▸ What this task involves
Exactly reproduce each line of the listing that follows.

▸ Data supplied
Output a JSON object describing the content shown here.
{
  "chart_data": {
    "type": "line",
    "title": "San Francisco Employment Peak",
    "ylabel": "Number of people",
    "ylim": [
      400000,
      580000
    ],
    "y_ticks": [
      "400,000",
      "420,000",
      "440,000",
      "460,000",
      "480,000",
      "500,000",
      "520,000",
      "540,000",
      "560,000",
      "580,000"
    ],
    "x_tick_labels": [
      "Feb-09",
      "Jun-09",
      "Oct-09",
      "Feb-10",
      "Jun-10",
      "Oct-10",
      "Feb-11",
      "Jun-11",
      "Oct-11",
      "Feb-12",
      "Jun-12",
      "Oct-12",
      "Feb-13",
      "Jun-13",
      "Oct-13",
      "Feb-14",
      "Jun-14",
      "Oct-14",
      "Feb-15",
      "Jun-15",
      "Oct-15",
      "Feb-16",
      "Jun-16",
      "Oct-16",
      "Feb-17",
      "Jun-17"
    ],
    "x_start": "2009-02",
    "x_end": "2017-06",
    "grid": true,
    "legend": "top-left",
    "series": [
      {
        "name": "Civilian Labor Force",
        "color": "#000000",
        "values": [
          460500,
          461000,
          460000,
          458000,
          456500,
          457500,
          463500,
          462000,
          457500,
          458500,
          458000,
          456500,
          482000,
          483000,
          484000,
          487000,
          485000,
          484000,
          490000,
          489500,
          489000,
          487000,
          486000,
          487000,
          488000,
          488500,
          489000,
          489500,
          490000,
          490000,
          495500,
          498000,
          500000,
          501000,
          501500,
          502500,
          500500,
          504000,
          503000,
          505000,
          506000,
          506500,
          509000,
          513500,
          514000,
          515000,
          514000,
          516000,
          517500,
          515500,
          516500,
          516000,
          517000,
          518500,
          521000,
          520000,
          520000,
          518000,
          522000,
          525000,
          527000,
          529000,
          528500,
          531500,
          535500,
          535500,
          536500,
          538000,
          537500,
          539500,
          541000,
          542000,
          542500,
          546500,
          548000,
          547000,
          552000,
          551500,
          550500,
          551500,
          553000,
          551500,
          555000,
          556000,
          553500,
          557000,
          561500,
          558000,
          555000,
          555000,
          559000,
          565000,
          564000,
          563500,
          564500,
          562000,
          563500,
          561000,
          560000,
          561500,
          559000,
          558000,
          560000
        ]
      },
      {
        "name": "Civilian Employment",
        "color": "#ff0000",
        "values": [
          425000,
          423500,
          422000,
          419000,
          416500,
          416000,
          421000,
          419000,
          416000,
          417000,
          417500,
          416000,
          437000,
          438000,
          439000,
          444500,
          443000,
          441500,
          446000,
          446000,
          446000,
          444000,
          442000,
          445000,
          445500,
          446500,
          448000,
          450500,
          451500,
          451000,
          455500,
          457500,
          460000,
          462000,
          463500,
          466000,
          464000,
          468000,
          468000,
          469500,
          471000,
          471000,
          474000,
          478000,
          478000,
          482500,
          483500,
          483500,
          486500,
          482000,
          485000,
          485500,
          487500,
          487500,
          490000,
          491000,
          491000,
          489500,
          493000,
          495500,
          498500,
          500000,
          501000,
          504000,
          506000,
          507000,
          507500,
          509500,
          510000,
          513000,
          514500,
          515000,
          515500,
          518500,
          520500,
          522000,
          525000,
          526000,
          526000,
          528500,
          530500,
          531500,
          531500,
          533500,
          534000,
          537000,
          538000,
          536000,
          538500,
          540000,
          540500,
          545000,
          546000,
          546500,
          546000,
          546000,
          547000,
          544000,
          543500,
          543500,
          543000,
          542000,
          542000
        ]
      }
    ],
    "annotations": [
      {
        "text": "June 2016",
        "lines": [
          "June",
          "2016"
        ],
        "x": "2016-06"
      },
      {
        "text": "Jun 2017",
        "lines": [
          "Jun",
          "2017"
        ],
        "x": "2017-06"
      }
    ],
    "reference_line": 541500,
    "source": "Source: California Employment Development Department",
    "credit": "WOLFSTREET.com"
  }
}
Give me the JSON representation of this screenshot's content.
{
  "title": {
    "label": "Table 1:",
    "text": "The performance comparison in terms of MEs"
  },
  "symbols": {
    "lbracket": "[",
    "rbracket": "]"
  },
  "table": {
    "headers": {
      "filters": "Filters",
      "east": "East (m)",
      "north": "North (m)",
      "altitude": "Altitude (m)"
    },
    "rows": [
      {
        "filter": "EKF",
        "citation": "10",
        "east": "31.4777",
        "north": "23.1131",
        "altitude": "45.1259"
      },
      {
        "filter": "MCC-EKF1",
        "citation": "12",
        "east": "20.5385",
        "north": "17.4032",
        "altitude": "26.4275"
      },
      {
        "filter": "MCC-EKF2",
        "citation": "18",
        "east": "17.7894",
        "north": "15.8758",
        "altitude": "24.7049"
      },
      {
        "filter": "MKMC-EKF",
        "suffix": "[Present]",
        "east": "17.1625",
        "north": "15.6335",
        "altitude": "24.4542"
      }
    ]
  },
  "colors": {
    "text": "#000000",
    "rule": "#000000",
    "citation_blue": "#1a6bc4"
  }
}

▸ Result of this exercise
Output a JSON object describing the content shown here.
{
  "chart_data": {
    "type": "line",
    "title": "San Francisco Employment Peak",
    "ylabel": "Number of people",
    "ylim": [
      400000,
      580000
    ],
    "y_ticks": [
      "400,000",
      "420,000",
      "440,000",
      "460,000",
      "480,000",
      "500,000",
      "520,000",
      "540,000",
      "560,000",
      "580,000"
    ],
    "x_tick_labels": [
      "Feb-09",
      "Jun-09",
      "Oct-09",
      "Feb-10",
      "Jun-10",
      "Oct-10",
      "Feb-11",
      "Jun-11",
      "Oct-11",
      "Feb-12",
      "Jun-12",
      "Oct-12",
      "Feb-13",
      "Jun-13",
      "Oct-13",
      "Feb-14",
      "Jun-14",
      "Oct-14",
      "Feb-15",
      "Jun-15",
      "Oct-15",
      "Feb-16",
      "Jun-16",
      "Oct-16",
      "Feb-17",
      "Jun-17"
    ],
    "x_start": "2009-02",
    "x_end": "2017-06",
    "grid": true,
    "legend": "top-left",
    "series": [
      {
        "name": "Civilian Labor Force",
        "color": "#000000",
        "values": [
          460500,
          461000,
          460000,
          458000,
          456500,
          457500,
          463500,
          462000,
          457500,
          458500,
          458000,
          456500,
          482000,
          483000,
          484000,
          487000,
          485000,
          484000,
          490000,
          489500,
          489000,
          487000,
          486000,
          487000,
          488000,
          488500,
          489000,
          489500,
          490000,
          490000,
          495500,
          498000,
          500000,
          501000,
          501500,
          502500,
          500500,
          504000,
          503000,
          505000,
          506000,
          506500,
          509000,
          513500,
          514000,
          515000,
          514000,
          516000,
          517500,
          515500,
          516500,
          516000,
          517000,
          518500,
          521000,
          520000,
          520000,
          518000,
          522000,
          525000,
          527000,
          529000,
          528500,
          531500,
          535500,
          535500,
          536500,
          538000,
          537500,
          539500,
          541000,
          542000,
          542500,
          546500,
          548000,
          547000,
          552000,
          551500,
          550500,
          551500,
          553000,
          551500,
          555000,
          556000,
          553500,
          557000,
          561500,
          558000,
          555000,
          555000,
          559000,
          565000,
          564000,
          563500,
          564500,
          562000,
          563500,
          561000,
          560000,
          561500,
          559000,
          558000,
          560000
        ]
      },
      {
        "name": "Civilian Employment",
        "color": "#ff0000",
        "values": [
          425000,
          423500,
          422000,
          419000,
          416500,
          416000,
          421000,
          419000,
          416000,
          417000,
          417500,
          416000,
          437000,
          438000,
          439000,
          444500,
          443000,
          441500,
          446000,
          446000,
          446000,
          444000,
          442000,
          445000,
          445500,
          446500,
          448000,
          450500,
          451500,
          451000,
          455500,
          457500,
          460000,
          462000,
          463500,
          466000,
          464000,
          468000,
          468000,
          469500,
          471000,
          471000,
          474000,
          478000,
          478000,
          482500,
          483500,
          483500,
          486500,
          482000,
          485000,
          485500,
          487500,
          487500,
          490000,
          491000,
          491000,
          489500,
          493000,
          495500,
          498500,
          500000,
          501000,
          504000,
          506000,
          507000,
          507500,
          509500,
          510000,
          513000,
          514500,
          515000,
          515500,
          518500,
          520500,
          522000,
          525000,
          526000,
          526000,
          528500,
          530500,
          531500,
          531500,
          533500,
          534000,
          537000,
          538000,
          536000,
          538500,
          540000,
          540500,
          545000,
          546000,
          546500,
          546000,
          546000,
          547000,
          544000,
          543500,
          543500,
          543000,
          542000,
          542000
        ]
      }
    ],
    "annotations": [
      {
        "text": "June 2016",
        "lines": [
          "June",
          "2016"
        ],
        "x": "2016-06"
      },
      {
        "text": "Jun 2017",
        "lines": [
          "Jun",
          "2017"
        ],
        "x": "2017-06"
      }
    ],
    "reference_line": 541500,
    "source": "Source: California Employment Development Department",
    "credit": "WOLFSTREET.com"
  }
}
Give me the JSON representation of this screenshot's content.
{
  "title": {
    "label": "Table 1:",
    "text": "The performance comparison in terms of MEs"
  },
  "symbols": {
    "lbracket": "[",
    "rbracket": "]"
  },
  "table": {
    "headers": {
      "filters": "Filters",
      "east": "East (m)",
      "north": "North (m)",
      "altitude": "Altitude (m)"
    },
    "rows": [
      {
        "filter": "EKF",
        "citation": "10",
        "east": "31.4777",
        "north": "23.1131",
        "altitude": "45.1259"
      },
      {
        "filter": "MCC-EKF1",
        "citation": "12",
        "east": "20.5385",
        "north": "17.4032",
        "altitude": "26.4275"
      },
      {
        "filter": "MCC-EKF2",
        "citation": "18",
        "east": "17.7894",
        "north": "15.8758",
        "altitude": "24.7049"
      },
      {
        "filter": "MKMC-EKF",
        "suffix": "[Present]",
        "east": "17.1625",
        "north": "15.6335",
        "altitude": "24.4542"
      }
    ]
  },
  "colors": {
    "text": "#000000",
    "rule": "#000000",
    "citation_blue": "#1a6bc4"
  }
}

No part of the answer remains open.